#### Data for this task
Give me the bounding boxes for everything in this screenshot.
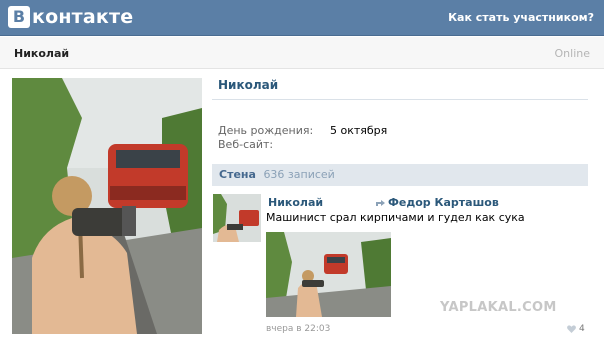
########
#### Data for this task
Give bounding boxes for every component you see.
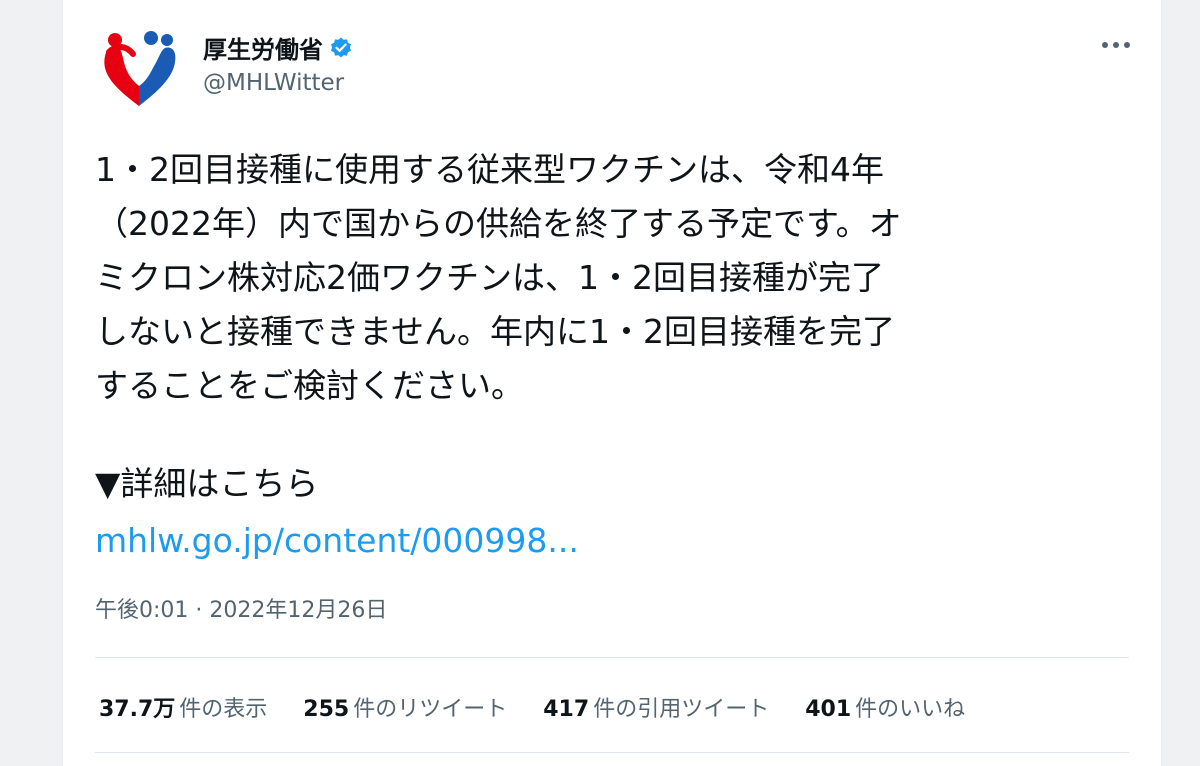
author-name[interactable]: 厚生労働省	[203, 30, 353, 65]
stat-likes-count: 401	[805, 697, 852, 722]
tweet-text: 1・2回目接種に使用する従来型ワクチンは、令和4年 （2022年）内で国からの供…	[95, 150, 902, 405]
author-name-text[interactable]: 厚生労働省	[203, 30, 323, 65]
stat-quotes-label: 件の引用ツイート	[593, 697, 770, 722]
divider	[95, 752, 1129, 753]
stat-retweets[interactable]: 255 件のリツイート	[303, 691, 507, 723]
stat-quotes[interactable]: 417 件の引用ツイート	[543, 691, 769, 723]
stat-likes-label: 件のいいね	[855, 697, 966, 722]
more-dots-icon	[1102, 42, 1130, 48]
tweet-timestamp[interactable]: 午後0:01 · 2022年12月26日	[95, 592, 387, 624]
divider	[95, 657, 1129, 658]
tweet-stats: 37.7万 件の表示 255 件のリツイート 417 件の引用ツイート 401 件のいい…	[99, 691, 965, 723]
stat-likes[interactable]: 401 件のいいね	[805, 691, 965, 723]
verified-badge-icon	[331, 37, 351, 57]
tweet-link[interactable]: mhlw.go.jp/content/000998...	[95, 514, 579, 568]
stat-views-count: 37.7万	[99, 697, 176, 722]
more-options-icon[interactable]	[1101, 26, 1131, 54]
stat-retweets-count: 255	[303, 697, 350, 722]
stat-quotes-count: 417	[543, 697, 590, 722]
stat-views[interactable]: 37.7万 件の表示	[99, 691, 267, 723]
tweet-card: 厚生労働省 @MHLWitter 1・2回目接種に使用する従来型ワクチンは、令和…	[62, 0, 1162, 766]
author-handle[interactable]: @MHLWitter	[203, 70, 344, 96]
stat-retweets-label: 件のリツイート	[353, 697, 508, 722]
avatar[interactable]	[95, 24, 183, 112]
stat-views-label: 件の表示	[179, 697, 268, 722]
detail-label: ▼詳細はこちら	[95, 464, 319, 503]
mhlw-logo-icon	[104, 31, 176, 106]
########
» What is expected: Please update the listing lines starting at the one containing "Give bounding boxes" and ending at the one containing "752, 1129, 753]", replacing "divider" with "separator" and keeping everything else the same. Give only those lines and leave out the pictures.

» Exercise answer:
Give bounding boxes for every component you see.
author-name[interactable]: 厚生労働省	[203, 30, 353, 65]
stat-likes-count: 401	[805, 697, 852, 722]
tweet-text: 1・2回目接種に使用する従来型ワクチンは、令和4年 （2022年）内で国からの供…	[95, 150, 902, 405]
author-name-text[interactable]: 厚生労働省	[203, 30, 323, 65]
stat-quotes-label: 件の引用ツイート	[593, 697, 770, 722]
separator	[95, 752, 1129, 753]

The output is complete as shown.